# [What is expected]
List every line below containing "selected".
——
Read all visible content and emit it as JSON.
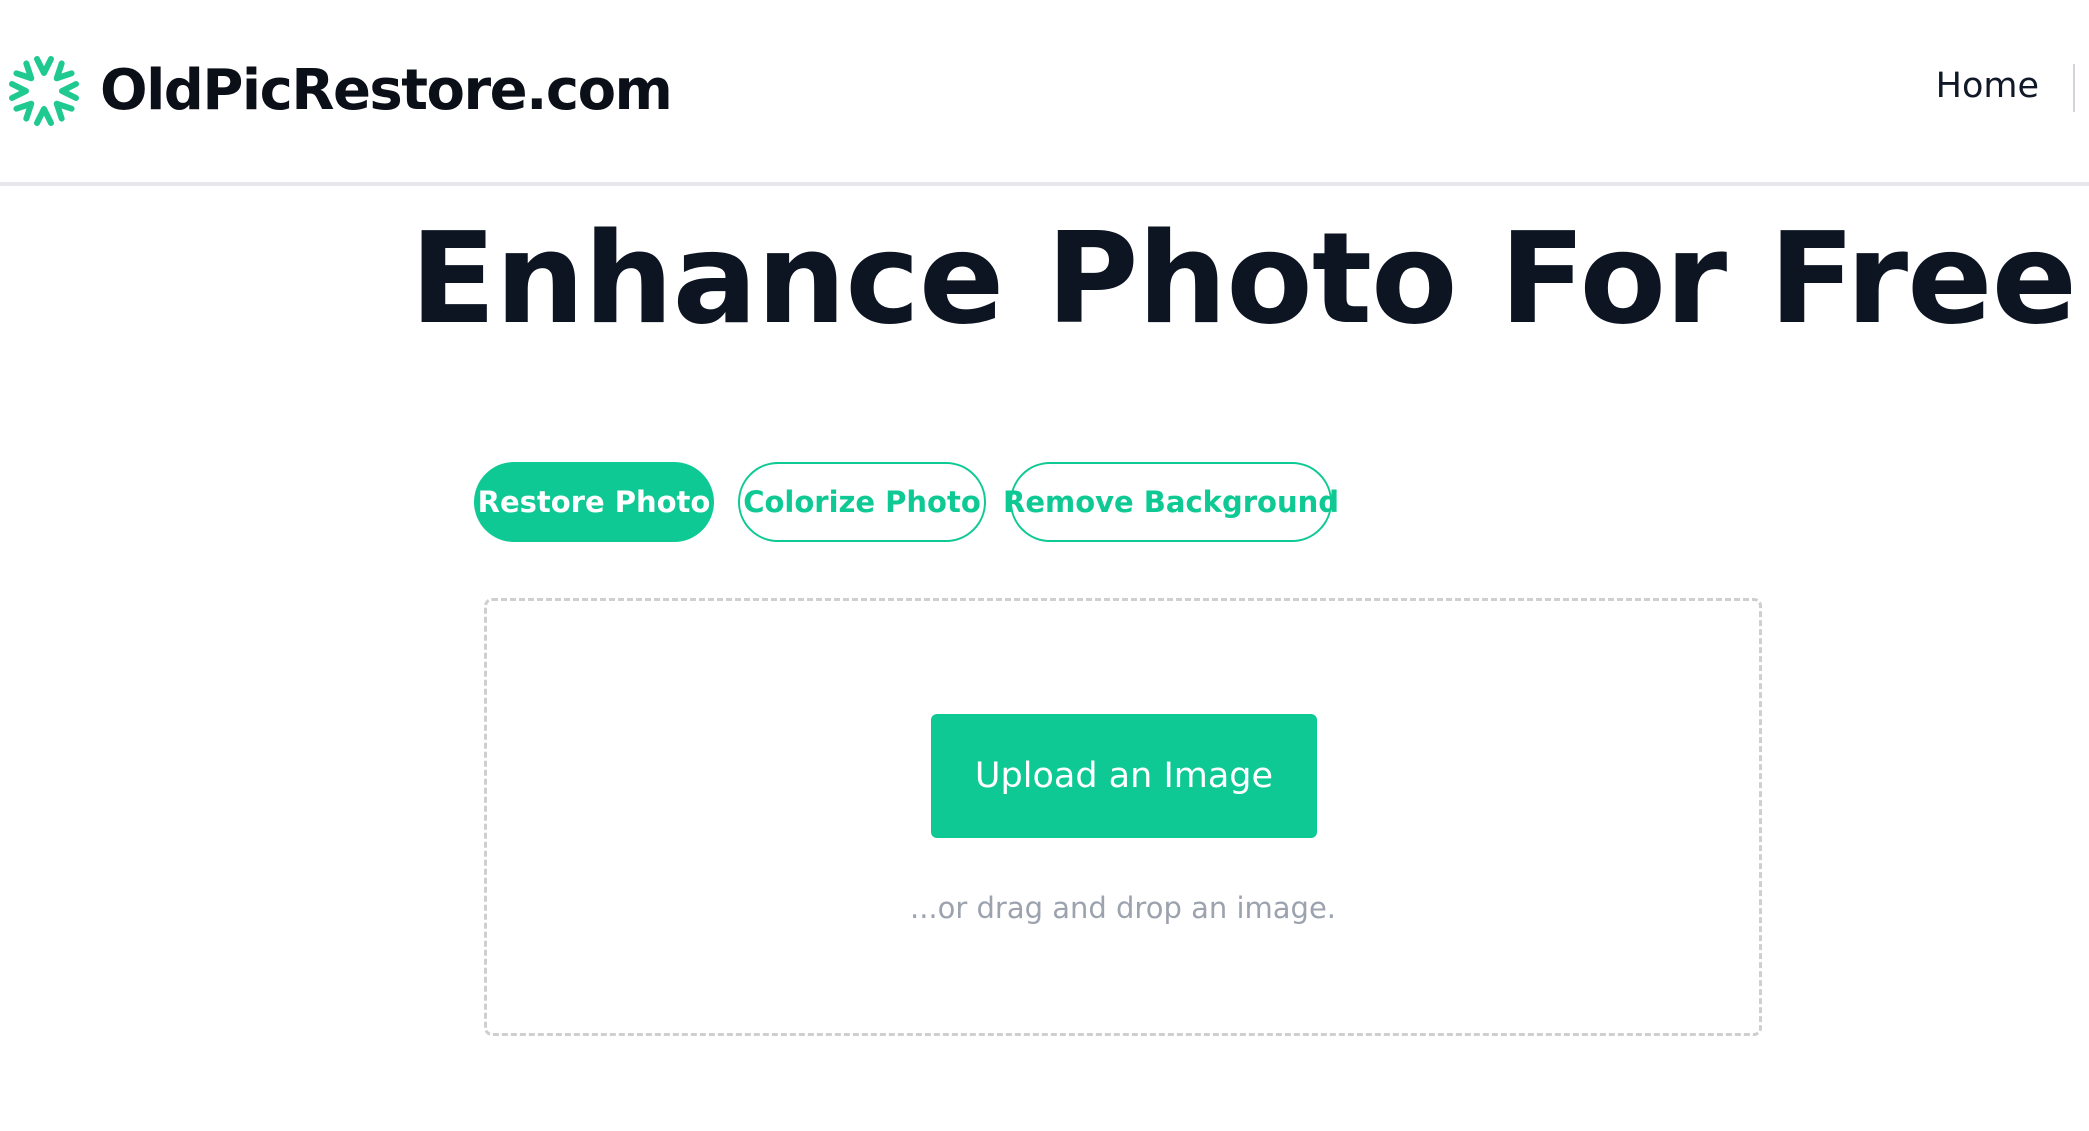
{
  "header": {
    "site_name": "OldPicRestore.com",
    "logo_icon": "sunburst-logo-icon",
    "nav": {
      "home_label": "Home"
    }
  },
  "hero": {
    "title": "Enhance Photo For Free"
  },
  "tabs": [
    {
      "label": "Restore Photo",
      "active": true
    },
    {
      "label": "Colorize Photo",
      "active": false
    },
    {
      "label": "Remove Background",
      "active": false
    }
  ],
  "upload": {
    "button_label": "Upload an Image",
    "hint": "...or drag and drop an image."
  },
  "colors": {
    "accent": "#0ec993",
    "title": "#0d1422",
    "hint": "#9ca3af",
    "border": "#cfcfcf"
  }
}
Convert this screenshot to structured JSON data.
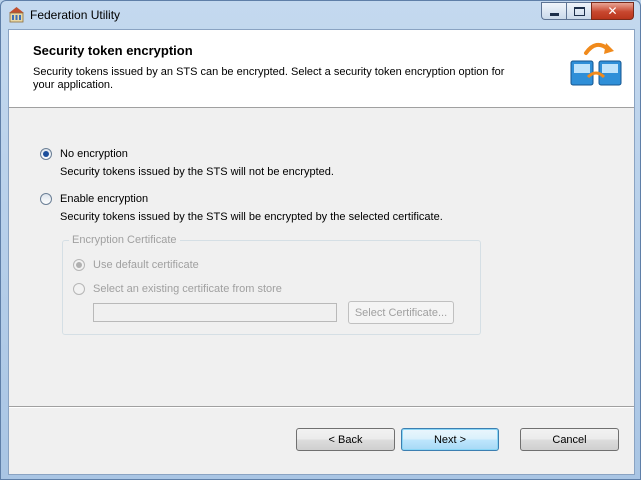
{
  "window": {
    "title": "Federation Utility"
  },
  "header": {
    "title": "Security token encryption",
    "description": "Security tokens issued by an STS can be encrypted. Select a security token encryption option for your application."
  },
  "options": {
    "no_encryption": {
      "label": "No encryption",
      "description": "Security tokens issued by the STS will not be encrypted.",
      "selected": true
    },
    "enable_encryption": {
      "label": "Enable encryption",
      "description": "Security tokens issued by the STS will be encrypted by the selected certificate.",
      "selected": false
    }
  },
  "encryption_certificate": {
    "legend": "Encryption Certificate",
    "use_default_label": "Use default certificate",
    "select_existing_label": "Select an existing certificate from store",
    "certificate_value": "",
    "select_button_label": "Select Certificate...",
    "enabled": false
  },
  "footer": {
    "back_label": "< Back",
    "next_label": "Next >",
    "cancel_label": "Cancel"
  },
  "colors": {
    "accent": "#1c4f9c",
    "disabled_text": "#a0a0a0"
  }
}
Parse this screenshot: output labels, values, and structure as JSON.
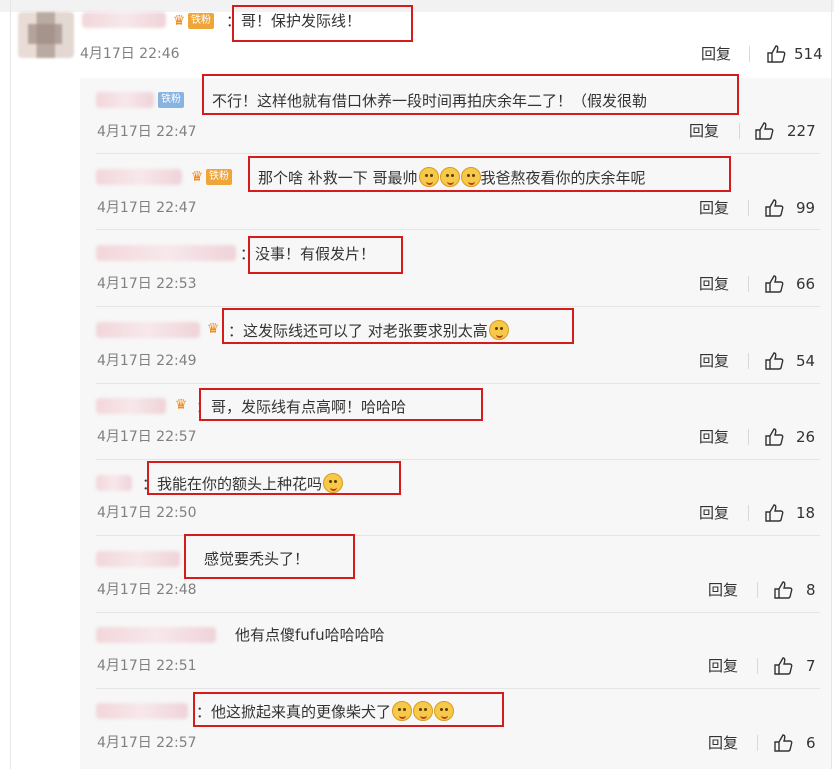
{
  "comments": [
    {
      "text": "：哥！保护发际线！",
      "time": "4月17日 22:46",
      "reply": "回复",
      "likes": "514",
      "badge": "铁粉"
    },
    {
      "text": "不行！这样他就有借口休养一段时间再拍庆余年二了！（假发很勒",
      "time": "4月17日 22:47",
      "reply": "回复",
      "likes": "227",
      "badge": "铁粉"
    },
    {
      "text_a": "那个啥 补救一下 哥最帅",
      "text_b": "我爸熬夜看你的庆余年呢",
      "time": "4月17日 22:47",
      "reply": "回复",
      "likes": "99",
      "badge": "铁粉"
    },
    {
      "text": "：没事！有假发片！",
      "time": "4月17日 22:53",
      "reply": "回复",
      "likes": "66"
    },
    {
      "text": "：这发际线还可以了 对老张要求别太高",
      "time": "4月17日 22:49",
      "reply": "回复",
      "likes": "54"
    },
    {
      "text": "：哥，发际线有点高啊！哈哈哈",
      "time": "4月17日 22:57",
      "reply": "回复",
      "likes": "26"
    },
    {
      "text": "：我能在你的额头上种花吗",
      "time": "4月17日 22:50",
      "reply": "回复",
      "likes": "18"
    },
    {
      "text": "感觉要秃头了！",
      "time": "4月17日 22:48",
      "reply": "回复",
      "likes": "8"
    },
    {
      "text": "他有点傻fufu哈哈哈哈",
      "time": "4月17日 22:51",
      "reply": "回复",
      "likes": "7"
    },
    {
      "text": "：他这掀起来真的更像柴犬了",
      "time": "4月17日 22:57",
      "reply": "回复",
      "likes": "6"
    }
  ],
  "icons": {
    "like": "thumbs-up-icon",
    "emoji": "face-emoji-icon",
    "crown": "crown-icon"
  },
  "colors": {
    "highlight": "#d41c1c",
    "panel": "#f7f7f7"
  }
}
——
# [Written answer]
      "selected": true
      "description": "Security tokens issued by the STS will be encrypted by the selected certificate.",
      "selected": false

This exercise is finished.